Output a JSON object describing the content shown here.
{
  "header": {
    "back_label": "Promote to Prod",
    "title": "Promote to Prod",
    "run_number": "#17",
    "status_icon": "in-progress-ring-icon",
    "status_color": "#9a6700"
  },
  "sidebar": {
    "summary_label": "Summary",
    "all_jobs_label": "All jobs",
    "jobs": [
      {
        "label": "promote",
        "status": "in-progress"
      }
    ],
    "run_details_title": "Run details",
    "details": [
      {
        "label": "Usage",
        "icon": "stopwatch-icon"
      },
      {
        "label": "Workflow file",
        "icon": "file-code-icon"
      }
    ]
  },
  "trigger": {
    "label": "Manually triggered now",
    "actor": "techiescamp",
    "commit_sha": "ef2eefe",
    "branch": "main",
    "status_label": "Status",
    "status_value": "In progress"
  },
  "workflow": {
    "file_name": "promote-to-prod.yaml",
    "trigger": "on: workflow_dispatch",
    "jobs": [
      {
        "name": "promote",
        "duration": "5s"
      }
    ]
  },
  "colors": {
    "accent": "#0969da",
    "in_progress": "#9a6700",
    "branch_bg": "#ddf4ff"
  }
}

==

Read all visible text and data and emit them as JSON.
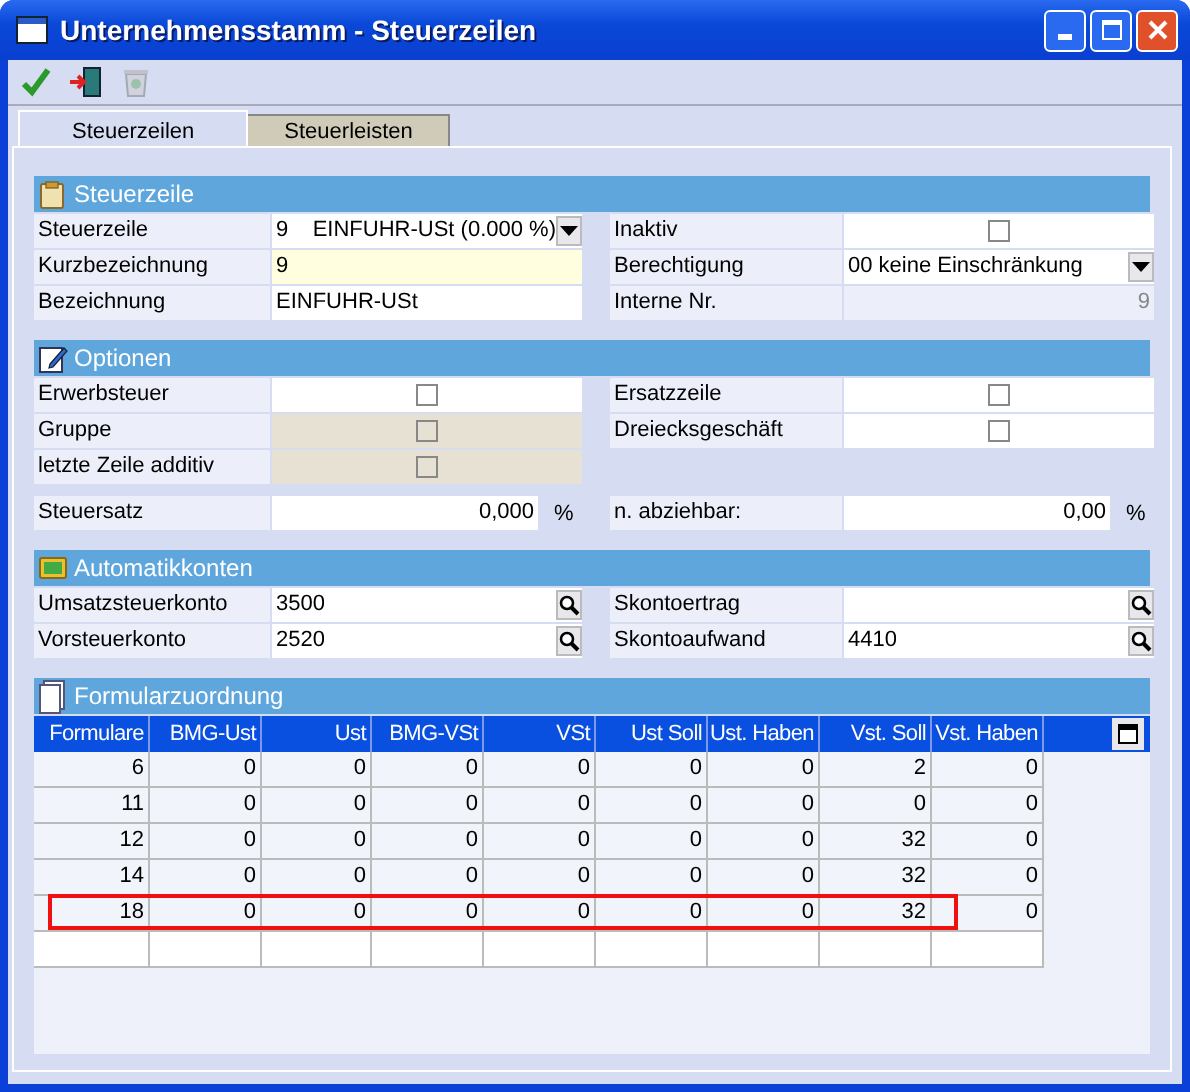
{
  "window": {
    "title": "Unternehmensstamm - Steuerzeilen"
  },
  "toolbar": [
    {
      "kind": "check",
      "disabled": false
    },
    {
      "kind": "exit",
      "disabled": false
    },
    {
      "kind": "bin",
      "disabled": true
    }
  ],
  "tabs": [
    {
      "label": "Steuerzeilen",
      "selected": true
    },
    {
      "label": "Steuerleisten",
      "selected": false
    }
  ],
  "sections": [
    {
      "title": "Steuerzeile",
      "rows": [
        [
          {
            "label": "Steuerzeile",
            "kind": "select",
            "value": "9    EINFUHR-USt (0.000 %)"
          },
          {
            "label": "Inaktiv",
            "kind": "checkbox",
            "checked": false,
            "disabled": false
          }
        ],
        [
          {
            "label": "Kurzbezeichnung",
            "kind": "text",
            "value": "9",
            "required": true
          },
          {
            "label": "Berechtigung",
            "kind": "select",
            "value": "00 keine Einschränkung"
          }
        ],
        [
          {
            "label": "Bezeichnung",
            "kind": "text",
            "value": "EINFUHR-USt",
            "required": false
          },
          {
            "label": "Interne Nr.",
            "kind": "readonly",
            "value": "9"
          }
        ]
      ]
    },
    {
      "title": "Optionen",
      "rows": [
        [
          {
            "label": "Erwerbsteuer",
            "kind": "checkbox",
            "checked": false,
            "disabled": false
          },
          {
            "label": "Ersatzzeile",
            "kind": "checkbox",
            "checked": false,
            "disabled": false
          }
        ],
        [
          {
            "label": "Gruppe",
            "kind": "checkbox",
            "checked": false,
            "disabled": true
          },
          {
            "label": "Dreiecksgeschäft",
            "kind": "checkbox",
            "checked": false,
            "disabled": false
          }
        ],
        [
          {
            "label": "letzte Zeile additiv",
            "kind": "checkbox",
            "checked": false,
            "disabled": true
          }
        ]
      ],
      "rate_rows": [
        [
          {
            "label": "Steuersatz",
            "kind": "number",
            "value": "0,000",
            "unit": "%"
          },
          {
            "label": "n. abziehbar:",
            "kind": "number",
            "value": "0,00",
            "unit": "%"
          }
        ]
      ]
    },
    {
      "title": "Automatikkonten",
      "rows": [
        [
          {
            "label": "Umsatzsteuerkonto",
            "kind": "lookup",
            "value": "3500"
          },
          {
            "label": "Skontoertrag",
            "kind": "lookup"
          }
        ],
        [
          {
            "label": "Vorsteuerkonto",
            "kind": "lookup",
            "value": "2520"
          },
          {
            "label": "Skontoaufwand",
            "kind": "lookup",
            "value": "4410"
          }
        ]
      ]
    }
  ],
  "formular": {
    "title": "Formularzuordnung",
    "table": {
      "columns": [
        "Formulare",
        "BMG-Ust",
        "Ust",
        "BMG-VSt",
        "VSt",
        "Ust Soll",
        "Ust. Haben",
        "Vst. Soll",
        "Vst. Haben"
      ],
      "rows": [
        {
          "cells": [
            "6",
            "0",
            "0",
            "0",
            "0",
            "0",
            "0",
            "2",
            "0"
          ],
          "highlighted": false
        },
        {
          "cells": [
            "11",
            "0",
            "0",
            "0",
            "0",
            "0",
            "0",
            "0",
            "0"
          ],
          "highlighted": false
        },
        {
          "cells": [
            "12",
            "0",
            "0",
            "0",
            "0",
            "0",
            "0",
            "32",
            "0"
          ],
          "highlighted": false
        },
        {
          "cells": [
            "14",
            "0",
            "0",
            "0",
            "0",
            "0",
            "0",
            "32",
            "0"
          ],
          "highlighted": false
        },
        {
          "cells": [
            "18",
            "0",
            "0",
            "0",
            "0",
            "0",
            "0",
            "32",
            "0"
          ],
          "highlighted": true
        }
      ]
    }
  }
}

### Written request
Only lines holding the string "Steuerzeilen" are wanted; gather each one from the entries above.

### Complete answer
    "title": "Unternehmensstamm - Steuerzeilen"
      "label": "Steuerzeilen",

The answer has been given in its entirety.